▸ Given task A: In the passage about Lord Carnarvon, where did his 1861 marriage take place?
__________________________________________________
Henry Howard 4th Lord Carnarvon


He married Evelyn Georgiana Catherine Stanhope, in 1861 in Westminster Abbey.  They had 4 children.

Lady Winifred Anne Henrietta Christiana Herbert 
George Edward Stanhope Molyneux Herbert
Lady Margaret Leonora Evelyn Selina Herbert
Victoria Alexandrina Mary Cecil Herbert

Evelyn died in 1875, and he then married his cousin Elizabeth Catherine Howard.

In 1866 Carnarvon was sworn of the Privy Council and appointed Secretary of State for the Colonies by Derby. In 1867 he introduced the British North America Act, which conferred self-government on Canada, and created a federation. Later that year, he resigned (along with Lord Cranborne and Jonathan Peel) in protest against Benjamin Disraeli's Reform Bill to enfranchise the working classes.

In the same year, he set in motion plans to impose a system of confederation on the various states of Southern Africa. The situation in southern Africa was complicated, not least in that several of its states were still independent and so required military conquest before being confederated. The confederation plan was also highly unpopular among ordinary southern Africans. The Prime Minister of the Cape Colony (by far the largest and most influential state in southern Africa) firmly rejected confederation under Britain, saying that it was not a model that was applicable to the diverse region, and that conflict would result from outside involvement in southern Africa at a time when state relations were particularly sensitive. The liberal Cape government also objected to the plan for ideological concerns; Its formal response, conveyed to London via Sir Henry Barkly, had been that any federation with the illiberal Boer republics would compromise the rights and franchise of the Cape's Black citizens, and was therefore unacceptable. Other regional governments refused even to discuss the idea.  Overall, the opinion of the governments of the Cape and its neighbours was that "the proposals for confederation should emanate from the communities to be affected, and not be pressed upon them from outside."
__________________________________________________
▸ Given task B: Please rewrite the part of the listing that opens with the line containing "- map-cell: [687, 83, 692, 88]" and closes with the line containing "- map-cell: [817, 33, 822, 38]", replacing each "map-cell" with "grid-square" and leaving everything else unchanged. Return only those lines.

▸ Provided records:
__________________________________________________
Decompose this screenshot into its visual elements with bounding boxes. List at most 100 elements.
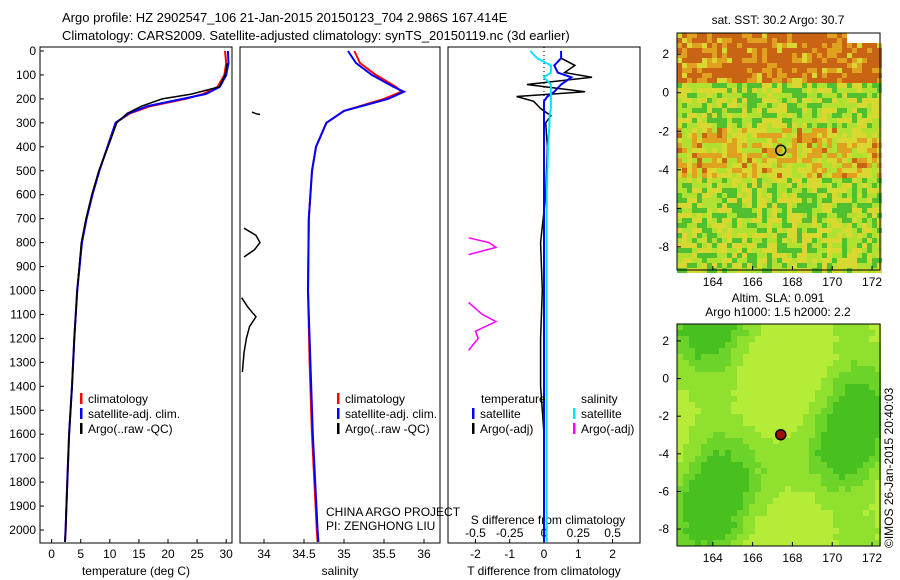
- map-cell: [687, 83, 692, 88]
- map-cell: [779, 408, 785, 414]
- map-cell: [851, 372, 857, 378]
- map-cell: [872, 123, 877, 128]
- map-cell: [761, 498, 767, 504]
- map-cell: [689, 426, 695, 432]
- map-cell: [772, 123, 777, 128]
- map-cell: [767, 163, 772, 168]
- map-cell: [817, 33, 822, 38]
- map-cell: [687, 138, 692, 143]
- map-cell: [872, 193, 877, 198]
- map-cell: [731, 492, 737, 498]
- map-cell: [677, 534, 683, 540]
- map-cell: [839, 342, 845, 348]
- map-cell: [767, 354, 773, 360]
- map-cell: [692, 123, 697, 128]
- map-cell: [772, 213, 777, 218]
- map-cell: [847, 133, 852, 138]
- map-cell: [725, 330, 731, 336]
- map-cell: [732, 43, 737, 48]
- map-cell: [697, 213, 702, 218]
- map-cell: [722, 233, 727, 238]
- map-cell: [677, 63, 682, 68]
- map-cell: [755, 336, 761, 342]
- map-cell: [809, 342, 815, 348]
- map-cell: [762, 83, 767, 88]
- map-cell: [807, 208, 812, 213]
- map-cell: [692, 218, 697, 223]
- map-cell: [875, 438, 881, 444]
- map-cell: [857, 108, 862, 113]
- map-cell: [822, 248, 827, 253]
- map-cell: [677, 426, 683, 432]
- map-cell: [742, 253, 747, 258]
- map-cell: [862, 213, 867, 218]
- map-cell: [839, 396, 845, 402]
- map-cell: [707, 83, 712, 88]
- map-cell: [689, 528, 695, 534]
- map-cell: [683, 438, 689, 444]
- map-cell: [863, 336, 869, 342]
- map-cell: [719, 522, 725, 528]
- map-cell: [817, 238, 822, 243]
- map-cell: [842, 48, 847, 53]
- map-cell: [683, 396, 689, 402]
- map-cell: [803, 348, 809, 354]
- map-cell: [773, 486, 779, 492]
- map-cell: [839, 360, 845, 366]
- map-cell: [702, 183, 707, 188]
- y-tick-label: 2: [662, 334, 669, 348]
- map-cell: [742, 158, 747, 163]
- map-cell: [695, 366, 701, 372]
- salinity-climatology-line: [306, 50, 404, 543]
- map-cell: [722, 153, 727, 158]
- map-cell: [772, 218, 777, 223]
- map-cell: [683, 528, 689, 534]
- map-cell: [821, 504, 827, 510]
- map-cell: [727, 133, 732, 138]
- map-cell: [702, 103, 707, 108]
- map-cell: [821, 384, 827, 390]
- map-cell: [777, 178, 782, 183]
- map-cell: [862, 68, 867, 73]
- map-cell: [857, 504, 863, 510]
- temperature-satellite-line: [64, 50, 230, 543]
- map-cell: [682, 88, 687, 93]
- map-cell: [742, 123, 747, 128]
- map-cell: [743, 342, 749, 348]
- map-cell: [727, 43, 732, 48]
- map-cell: [812, 73, 817, 78]
- map-cell: [752, 193, 757, 198]
- map-cell: [719, 336, 725, 342]
- map-cell: [702, 53, 707, 58]
- map-cell: [857, 233, 862, 238]
- map-cell: [727, 48, 732, 53]
- map-cell: [867, 58, 872, 63]
- map-cell: [777, 203, 782, 208]
- map-cell: [742, 238, 747, 243]
- map-cell: [761, 372, 767, 378]
- map-cell: [722, 73, 727, 78]
- legend-swatch: [472, 408, 475, 419]
- map-cell: [722, 113, 727, 118]
- map-cell: [822, 93, 827, 98]
- map-cell: [707, 263, 712, 268]
- map-cell: [807, 203, 812, 208]
- map-cell: [867, 208, 872, 213]
- map-cell: [752, 208, 757, 213]
- legend-swatch: [472, 423, 475, 434]
- map-cell: [817, 218, 822, 223]
- map-cell: [732, 68, 737, 73]
- map-cell: [797, 73, 802, 78]
- map-cell: [702, 233, 707, 238]
- map-cell: [762, 63, 767, 68]
- map-cell: [777, 213, 782, 218]
- map-cell: [862, 253, 867, 258]
- map-cell: [743, 354, 749, 360]
- map-cell: [803, 396, 809, 402]
- map-cell: [707, 223, 712, 228]
- map-cell: [851, 378, 857, 384]
- map-cell: [702, 228, 707, 233]
- map-cell: [755, 444, 761, 450]
- map-cell: [713, 354, 719, 360]
- map-cell: [695, 540, 701, 546]
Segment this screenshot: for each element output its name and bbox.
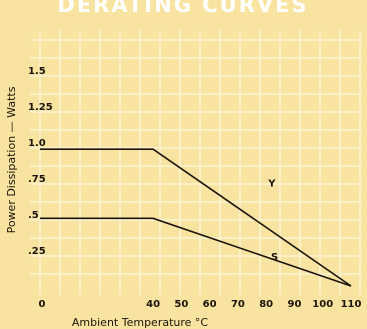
x-tick-label: 110 <box>341 299 362 310</box>
y-axis-label: Power Dissipation — Watts <box>5 86 18 233</box>
series-layer: YS <box>40 148 352 287</box>
x-tick-label: 80 <box>259 299 273 310</box>
x-axis-ticks: 0 40 50 60 70 80 90 100 110 <box>39 299 362 310</box>
x-tick-label: 90 <box>287 299 301 310</box>
y-tick-label: 1.0 <box>28 138 46 149</box>
series-line-s <box>40 217 352 287</box>
x-tick-label: 70 <box>231 299 245 310</box>
x-tick-label: 40 <box>146 299 160 310</box>
y-tick-label: .25 <box>28 246 46 257</box>
y-tick-label: 1.25 <box>28 102 53 113</box>
x-tick-label: 60 <box>203 299 217 310</box>
series-line-y <box>40 148 352 287</box>
x-axis-label: Ambient Temperature °C <box>72 316 209 329</box>
chart-title: DERATING CURVES <box>57 0 308 17</box>
series-label-y: Y <box>267 178 276 189</box>
grid-lines <box>30 30 362 295</box>
y-tick-label: .75 <box>28 174 46 185</box>
series-label-s: S <box>271 252 278 263</box>
x-tick-label: 100 <box>312 299 333 310</box>
y-tick-label: 1.5 <box>28 66 46 77</box>
x-tick-label: 0 <box>39 299 46 310</box>
y-axis-ticks: .25 .5 .75 1.0 1.25 1.5 <box>28 66 53 257</box>
y-tick-label: .5 <box>28 210 39 221</box>
x-tick-label: 50 <box>174 299 188 310</box>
__________________________________________________
▸ Finished answer A: Westminster Abbey

▸ Finished answer B:
- grid-square: [687, 83, 692, 88]
- grid-square: [779, 408, 785, 414]
- grid-square: [851, 372, 857, 378]
- grid-square: [872, 123, 877, 128]
- grid-square: [761, 498, 767, 504]
- grid-square: [689, 426, 695, 432]
- grid-square: [772, 123, 777, 128]
- grid-square: [767, 163, 772, 168]
- grid-square: [817, 33, 822, 38]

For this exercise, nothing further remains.